- **Stated problem**
Check each line for the string "type". Give only the count of lines that have it.

- **Exercise material**
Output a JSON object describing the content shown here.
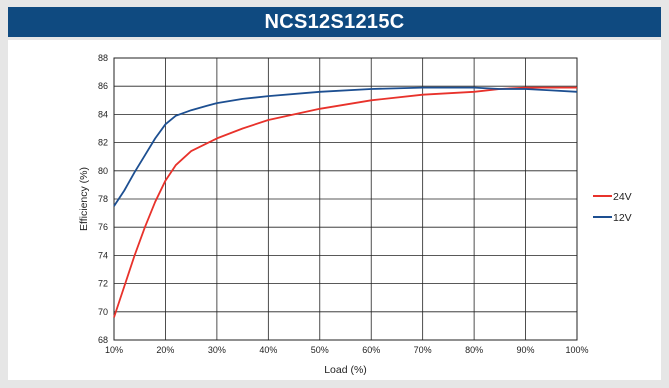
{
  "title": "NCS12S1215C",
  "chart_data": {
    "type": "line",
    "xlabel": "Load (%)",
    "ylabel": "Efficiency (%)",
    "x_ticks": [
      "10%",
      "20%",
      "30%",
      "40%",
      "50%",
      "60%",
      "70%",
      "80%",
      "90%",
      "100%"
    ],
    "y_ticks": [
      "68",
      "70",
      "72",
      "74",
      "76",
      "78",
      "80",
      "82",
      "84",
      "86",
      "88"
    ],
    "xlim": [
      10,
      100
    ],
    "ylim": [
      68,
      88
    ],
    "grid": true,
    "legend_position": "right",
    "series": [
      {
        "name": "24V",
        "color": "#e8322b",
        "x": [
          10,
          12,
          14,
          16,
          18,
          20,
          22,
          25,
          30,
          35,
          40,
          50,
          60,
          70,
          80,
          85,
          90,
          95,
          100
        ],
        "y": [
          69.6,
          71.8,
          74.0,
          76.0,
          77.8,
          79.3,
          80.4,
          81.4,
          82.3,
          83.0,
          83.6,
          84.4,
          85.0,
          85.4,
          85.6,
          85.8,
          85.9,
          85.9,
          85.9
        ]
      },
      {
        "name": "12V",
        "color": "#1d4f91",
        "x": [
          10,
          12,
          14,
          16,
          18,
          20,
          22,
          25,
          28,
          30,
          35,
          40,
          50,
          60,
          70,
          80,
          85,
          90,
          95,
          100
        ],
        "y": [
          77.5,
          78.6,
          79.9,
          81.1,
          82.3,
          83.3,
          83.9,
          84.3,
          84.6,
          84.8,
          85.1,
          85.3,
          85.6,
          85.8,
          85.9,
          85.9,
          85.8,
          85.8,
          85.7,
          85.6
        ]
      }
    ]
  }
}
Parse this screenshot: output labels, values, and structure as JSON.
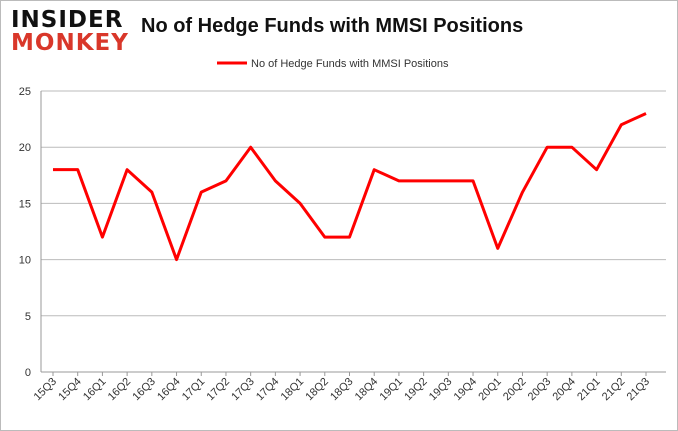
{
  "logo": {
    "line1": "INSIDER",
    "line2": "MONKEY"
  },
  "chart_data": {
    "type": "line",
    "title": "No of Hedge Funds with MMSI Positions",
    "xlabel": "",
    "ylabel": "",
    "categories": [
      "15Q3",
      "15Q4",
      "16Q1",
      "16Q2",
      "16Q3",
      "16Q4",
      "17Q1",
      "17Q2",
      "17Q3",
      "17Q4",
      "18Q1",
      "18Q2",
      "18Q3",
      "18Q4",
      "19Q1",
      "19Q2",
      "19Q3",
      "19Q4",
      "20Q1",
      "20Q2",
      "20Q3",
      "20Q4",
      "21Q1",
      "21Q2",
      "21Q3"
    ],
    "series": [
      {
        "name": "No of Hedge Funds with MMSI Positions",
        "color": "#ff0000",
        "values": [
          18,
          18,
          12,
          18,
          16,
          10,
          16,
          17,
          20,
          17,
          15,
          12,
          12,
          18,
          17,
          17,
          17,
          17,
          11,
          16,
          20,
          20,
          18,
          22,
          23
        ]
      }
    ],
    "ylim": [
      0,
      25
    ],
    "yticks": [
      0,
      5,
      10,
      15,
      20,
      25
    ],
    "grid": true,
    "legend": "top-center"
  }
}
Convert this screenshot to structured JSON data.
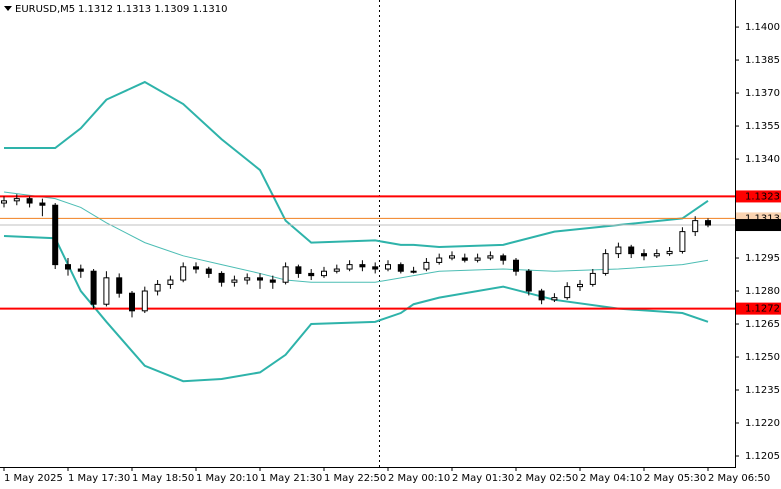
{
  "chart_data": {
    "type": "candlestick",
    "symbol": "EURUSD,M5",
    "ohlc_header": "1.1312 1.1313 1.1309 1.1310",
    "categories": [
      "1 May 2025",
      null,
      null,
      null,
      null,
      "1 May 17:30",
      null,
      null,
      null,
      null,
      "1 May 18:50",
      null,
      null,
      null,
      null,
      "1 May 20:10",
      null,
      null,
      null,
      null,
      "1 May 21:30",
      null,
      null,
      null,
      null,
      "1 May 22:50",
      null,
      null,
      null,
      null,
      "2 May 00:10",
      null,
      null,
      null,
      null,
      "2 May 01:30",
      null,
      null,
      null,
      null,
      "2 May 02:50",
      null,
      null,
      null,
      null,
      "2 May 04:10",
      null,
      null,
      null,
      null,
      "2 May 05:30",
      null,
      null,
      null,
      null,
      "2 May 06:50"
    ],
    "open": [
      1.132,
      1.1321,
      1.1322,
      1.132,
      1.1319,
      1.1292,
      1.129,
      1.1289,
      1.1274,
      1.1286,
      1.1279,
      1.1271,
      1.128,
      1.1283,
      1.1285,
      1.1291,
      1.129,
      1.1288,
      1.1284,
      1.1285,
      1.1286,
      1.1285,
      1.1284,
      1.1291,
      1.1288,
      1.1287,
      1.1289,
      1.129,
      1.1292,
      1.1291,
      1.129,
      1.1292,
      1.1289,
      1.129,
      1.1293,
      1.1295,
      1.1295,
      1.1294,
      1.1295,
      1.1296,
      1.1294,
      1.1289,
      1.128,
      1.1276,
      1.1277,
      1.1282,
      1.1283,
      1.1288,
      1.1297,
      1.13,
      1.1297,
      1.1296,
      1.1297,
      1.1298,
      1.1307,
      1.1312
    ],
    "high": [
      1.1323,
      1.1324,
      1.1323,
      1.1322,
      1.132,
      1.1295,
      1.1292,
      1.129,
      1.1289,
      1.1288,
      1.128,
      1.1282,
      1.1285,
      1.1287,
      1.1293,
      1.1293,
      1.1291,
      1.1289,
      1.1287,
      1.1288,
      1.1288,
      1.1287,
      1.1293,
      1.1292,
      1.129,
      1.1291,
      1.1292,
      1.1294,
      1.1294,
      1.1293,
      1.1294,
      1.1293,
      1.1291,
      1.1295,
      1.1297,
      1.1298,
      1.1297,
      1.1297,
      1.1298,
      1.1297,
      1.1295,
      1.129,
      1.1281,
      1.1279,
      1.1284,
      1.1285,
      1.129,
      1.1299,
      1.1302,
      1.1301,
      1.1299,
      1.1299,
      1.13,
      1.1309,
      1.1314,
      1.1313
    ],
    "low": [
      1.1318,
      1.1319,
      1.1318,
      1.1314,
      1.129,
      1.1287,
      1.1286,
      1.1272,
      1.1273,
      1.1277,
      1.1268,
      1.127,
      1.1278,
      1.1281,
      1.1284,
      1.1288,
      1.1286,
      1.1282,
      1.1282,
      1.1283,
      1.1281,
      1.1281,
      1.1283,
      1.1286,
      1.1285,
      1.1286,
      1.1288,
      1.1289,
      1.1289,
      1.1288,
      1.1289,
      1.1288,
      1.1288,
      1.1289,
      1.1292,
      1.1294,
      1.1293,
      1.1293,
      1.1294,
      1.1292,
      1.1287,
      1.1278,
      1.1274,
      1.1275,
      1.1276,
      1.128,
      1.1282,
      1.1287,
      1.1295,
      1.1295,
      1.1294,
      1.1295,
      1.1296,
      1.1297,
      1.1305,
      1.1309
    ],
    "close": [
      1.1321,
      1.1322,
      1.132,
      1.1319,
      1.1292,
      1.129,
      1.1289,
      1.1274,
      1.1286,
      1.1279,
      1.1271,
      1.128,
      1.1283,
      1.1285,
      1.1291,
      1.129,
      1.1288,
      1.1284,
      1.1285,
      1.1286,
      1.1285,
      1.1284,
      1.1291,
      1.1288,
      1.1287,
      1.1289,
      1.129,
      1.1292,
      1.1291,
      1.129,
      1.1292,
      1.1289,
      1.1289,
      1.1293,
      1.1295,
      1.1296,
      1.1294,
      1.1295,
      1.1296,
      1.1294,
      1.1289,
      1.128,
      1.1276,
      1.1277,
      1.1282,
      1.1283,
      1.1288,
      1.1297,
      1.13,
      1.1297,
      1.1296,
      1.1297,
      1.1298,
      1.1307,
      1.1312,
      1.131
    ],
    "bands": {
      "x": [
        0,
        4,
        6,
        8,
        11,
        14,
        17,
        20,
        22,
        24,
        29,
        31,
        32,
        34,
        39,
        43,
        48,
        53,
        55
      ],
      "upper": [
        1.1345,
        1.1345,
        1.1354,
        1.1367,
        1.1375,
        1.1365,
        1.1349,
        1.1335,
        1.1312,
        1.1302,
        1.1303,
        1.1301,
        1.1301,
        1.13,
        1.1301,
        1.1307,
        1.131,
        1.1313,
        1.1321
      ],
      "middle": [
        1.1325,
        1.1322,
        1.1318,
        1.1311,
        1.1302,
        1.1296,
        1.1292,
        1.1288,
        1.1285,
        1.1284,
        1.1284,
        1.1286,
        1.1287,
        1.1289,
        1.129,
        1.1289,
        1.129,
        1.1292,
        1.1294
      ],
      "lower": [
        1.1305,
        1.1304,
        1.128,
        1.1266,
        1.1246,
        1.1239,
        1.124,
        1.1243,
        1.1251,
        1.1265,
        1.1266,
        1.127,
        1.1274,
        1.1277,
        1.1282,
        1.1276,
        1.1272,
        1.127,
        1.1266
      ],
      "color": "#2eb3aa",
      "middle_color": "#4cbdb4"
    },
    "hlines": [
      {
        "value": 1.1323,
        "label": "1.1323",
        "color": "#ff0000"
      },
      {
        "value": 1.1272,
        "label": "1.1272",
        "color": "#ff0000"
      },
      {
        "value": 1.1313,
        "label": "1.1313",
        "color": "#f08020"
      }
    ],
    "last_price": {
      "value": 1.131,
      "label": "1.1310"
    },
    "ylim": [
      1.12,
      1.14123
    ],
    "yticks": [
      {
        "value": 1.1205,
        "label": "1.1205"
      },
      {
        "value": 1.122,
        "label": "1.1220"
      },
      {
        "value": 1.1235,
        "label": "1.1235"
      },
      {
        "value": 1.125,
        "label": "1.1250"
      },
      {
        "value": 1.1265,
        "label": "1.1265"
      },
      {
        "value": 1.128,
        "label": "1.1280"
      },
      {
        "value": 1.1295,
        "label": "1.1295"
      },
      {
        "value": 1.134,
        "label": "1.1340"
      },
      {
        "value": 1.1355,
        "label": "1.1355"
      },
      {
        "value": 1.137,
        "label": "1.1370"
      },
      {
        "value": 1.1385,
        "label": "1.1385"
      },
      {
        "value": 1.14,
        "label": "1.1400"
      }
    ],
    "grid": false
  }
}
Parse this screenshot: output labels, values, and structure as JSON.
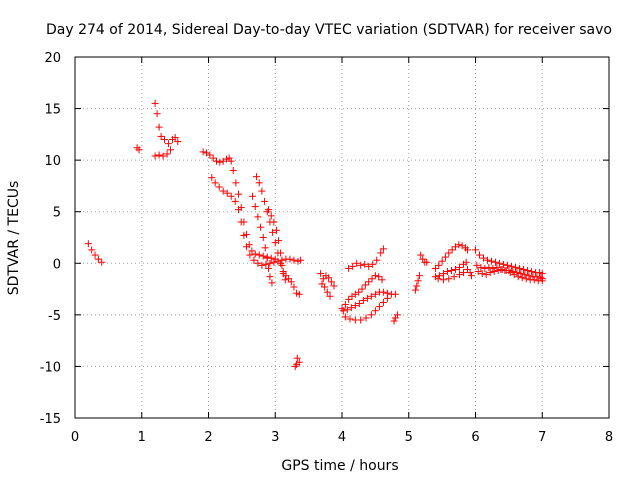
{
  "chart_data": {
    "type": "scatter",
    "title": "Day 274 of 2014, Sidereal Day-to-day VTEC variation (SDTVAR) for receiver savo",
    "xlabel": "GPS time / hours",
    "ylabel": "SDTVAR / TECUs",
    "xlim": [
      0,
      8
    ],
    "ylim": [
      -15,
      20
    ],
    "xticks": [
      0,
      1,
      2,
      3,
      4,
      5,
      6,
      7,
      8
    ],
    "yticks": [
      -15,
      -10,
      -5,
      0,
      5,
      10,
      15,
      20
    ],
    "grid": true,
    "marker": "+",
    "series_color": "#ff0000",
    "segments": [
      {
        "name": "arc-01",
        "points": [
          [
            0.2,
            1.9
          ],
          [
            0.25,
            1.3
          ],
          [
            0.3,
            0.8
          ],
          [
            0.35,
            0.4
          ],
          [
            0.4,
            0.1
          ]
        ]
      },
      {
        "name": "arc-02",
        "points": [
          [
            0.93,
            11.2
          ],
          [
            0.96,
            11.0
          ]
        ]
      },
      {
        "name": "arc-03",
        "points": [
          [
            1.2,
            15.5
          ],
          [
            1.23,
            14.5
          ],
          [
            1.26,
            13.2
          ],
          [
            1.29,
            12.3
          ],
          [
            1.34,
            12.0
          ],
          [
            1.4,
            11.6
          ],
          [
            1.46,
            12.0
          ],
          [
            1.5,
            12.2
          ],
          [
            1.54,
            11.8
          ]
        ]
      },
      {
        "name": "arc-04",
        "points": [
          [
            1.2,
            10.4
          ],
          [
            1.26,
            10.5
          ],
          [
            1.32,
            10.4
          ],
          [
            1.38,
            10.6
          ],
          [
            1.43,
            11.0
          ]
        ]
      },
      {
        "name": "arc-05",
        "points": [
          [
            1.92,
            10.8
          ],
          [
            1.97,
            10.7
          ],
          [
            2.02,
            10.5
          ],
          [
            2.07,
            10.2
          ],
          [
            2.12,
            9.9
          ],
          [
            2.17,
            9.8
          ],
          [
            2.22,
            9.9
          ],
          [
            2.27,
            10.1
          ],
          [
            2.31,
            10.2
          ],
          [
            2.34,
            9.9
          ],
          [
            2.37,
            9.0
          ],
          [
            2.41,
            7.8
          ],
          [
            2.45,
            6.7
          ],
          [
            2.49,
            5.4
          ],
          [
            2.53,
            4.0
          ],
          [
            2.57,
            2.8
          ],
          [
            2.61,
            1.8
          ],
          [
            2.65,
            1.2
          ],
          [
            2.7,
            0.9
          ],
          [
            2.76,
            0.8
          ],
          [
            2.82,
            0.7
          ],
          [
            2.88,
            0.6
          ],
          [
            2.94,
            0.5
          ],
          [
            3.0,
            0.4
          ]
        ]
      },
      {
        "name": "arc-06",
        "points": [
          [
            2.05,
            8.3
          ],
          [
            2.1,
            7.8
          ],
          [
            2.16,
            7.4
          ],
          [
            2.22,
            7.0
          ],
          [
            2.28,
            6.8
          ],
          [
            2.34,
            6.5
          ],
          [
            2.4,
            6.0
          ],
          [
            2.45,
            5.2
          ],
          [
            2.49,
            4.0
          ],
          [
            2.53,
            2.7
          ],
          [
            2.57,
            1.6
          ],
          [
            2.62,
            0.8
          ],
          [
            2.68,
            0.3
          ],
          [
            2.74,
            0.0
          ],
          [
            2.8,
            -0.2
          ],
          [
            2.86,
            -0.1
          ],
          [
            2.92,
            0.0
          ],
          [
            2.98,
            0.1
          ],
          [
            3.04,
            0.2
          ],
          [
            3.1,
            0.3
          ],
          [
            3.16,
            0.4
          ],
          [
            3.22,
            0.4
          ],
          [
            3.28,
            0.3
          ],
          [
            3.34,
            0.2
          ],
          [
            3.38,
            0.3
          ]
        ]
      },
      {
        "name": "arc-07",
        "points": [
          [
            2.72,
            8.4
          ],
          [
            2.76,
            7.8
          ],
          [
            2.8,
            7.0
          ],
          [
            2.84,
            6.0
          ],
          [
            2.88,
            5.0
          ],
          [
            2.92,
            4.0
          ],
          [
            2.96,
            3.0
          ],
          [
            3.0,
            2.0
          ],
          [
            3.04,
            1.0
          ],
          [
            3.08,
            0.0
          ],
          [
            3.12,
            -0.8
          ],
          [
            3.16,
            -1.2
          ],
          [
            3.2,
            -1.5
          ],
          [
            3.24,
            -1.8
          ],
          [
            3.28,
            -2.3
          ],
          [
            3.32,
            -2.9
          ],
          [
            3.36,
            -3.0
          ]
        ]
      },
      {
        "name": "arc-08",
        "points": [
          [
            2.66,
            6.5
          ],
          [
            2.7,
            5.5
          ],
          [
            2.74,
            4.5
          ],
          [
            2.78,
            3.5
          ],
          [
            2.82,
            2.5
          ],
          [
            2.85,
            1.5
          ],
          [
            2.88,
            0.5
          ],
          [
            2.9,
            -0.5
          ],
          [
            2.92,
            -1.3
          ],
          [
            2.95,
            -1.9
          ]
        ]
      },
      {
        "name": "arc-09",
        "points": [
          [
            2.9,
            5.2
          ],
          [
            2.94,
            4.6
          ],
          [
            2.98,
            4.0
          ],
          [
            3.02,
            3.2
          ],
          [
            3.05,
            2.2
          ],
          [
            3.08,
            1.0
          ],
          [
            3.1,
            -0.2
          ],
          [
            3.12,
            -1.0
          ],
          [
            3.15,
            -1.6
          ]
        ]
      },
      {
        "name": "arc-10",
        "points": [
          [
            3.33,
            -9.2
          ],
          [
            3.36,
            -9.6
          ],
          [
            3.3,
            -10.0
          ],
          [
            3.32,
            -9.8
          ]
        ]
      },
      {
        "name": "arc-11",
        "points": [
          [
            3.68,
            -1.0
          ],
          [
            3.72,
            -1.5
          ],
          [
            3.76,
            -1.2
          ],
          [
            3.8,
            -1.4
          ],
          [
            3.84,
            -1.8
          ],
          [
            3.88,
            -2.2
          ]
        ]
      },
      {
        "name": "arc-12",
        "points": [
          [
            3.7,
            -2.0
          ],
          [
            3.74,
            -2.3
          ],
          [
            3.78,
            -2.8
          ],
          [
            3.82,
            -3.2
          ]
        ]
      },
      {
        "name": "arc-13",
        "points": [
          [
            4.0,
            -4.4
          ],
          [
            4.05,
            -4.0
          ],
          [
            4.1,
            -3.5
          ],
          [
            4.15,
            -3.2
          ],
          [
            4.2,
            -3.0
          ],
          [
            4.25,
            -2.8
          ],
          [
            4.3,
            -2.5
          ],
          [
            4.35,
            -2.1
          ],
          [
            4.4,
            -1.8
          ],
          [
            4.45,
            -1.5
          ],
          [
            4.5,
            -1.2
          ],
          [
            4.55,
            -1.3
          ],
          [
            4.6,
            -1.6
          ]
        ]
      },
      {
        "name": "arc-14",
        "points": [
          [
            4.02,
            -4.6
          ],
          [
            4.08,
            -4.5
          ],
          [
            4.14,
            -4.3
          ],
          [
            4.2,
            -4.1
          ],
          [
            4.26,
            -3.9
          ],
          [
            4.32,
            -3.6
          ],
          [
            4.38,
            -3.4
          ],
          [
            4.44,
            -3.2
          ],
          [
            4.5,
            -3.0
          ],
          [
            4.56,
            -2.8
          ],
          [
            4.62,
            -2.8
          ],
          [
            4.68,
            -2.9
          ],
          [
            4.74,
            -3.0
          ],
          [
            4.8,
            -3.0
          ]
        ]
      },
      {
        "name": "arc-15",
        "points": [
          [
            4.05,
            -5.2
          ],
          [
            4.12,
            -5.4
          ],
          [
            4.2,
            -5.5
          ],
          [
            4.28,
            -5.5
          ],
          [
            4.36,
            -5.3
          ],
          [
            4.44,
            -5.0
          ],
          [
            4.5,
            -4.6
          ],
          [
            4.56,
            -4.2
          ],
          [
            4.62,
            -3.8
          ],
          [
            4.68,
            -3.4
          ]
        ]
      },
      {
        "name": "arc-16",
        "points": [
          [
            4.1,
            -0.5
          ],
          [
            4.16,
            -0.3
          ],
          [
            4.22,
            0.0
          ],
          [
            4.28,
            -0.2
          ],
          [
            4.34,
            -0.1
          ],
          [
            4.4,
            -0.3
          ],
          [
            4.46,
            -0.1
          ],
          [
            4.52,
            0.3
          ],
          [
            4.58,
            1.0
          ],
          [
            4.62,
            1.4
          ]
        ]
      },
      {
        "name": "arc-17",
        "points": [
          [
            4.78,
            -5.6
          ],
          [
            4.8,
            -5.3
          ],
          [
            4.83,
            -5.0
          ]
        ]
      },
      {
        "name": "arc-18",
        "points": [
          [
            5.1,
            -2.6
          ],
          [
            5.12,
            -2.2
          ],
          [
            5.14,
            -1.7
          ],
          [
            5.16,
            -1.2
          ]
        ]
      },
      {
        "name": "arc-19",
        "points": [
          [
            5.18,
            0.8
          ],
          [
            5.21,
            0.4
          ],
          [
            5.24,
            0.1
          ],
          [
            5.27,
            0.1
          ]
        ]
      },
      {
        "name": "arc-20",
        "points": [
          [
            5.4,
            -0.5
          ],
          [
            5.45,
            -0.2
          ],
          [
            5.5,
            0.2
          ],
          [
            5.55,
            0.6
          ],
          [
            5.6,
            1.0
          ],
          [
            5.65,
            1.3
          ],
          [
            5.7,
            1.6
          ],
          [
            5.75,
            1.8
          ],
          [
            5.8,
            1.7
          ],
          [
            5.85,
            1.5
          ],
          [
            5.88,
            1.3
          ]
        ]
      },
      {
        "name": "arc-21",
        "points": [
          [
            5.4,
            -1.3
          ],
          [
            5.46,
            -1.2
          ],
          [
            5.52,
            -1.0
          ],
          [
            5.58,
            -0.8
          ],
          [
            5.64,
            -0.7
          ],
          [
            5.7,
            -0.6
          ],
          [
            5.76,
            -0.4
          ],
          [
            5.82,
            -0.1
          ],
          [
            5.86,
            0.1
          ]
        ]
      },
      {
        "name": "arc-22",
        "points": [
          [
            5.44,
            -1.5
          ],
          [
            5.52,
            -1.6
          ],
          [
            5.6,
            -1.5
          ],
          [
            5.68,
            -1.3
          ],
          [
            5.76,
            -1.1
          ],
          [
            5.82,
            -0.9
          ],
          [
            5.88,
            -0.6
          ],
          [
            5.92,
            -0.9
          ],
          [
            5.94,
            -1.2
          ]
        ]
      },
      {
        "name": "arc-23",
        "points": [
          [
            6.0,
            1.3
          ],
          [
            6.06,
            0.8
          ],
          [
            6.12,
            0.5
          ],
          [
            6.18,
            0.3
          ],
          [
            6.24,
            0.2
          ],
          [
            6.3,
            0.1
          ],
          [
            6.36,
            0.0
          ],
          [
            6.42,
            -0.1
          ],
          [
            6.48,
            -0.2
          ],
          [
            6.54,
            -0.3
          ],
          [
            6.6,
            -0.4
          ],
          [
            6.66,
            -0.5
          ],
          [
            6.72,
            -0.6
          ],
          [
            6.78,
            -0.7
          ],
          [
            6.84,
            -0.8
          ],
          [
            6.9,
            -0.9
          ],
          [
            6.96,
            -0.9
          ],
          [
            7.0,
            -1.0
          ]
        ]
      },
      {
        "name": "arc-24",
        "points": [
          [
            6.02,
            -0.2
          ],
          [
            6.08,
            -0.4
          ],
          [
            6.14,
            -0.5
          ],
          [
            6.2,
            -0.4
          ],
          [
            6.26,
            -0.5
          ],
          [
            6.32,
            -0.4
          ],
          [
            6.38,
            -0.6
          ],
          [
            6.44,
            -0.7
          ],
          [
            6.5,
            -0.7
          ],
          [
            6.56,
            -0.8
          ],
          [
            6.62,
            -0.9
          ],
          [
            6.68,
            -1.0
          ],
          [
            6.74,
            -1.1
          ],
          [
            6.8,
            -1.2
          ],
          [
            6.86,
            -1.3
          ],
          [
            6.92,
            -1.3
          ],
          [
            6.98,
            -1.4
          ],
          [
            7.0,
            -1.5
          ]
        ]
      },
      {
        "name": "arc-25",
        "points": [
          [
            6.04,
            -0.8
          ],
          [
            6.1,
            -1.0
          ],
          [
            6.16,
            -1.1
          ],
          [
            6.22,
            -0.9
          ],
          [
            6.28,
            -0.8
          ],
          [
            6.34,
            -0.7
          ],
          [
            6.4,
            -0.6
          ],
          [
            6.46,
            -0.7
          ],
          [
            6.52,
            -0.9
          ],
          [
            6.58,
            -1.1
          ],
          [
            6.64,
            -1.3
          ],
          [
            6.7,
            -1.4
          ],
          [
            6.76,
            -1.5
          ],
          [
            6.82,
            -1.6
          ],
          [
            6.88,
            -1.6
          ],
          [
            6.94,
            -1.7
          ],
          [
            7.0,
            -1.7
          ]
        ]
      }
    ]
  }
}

- **Correct result**
4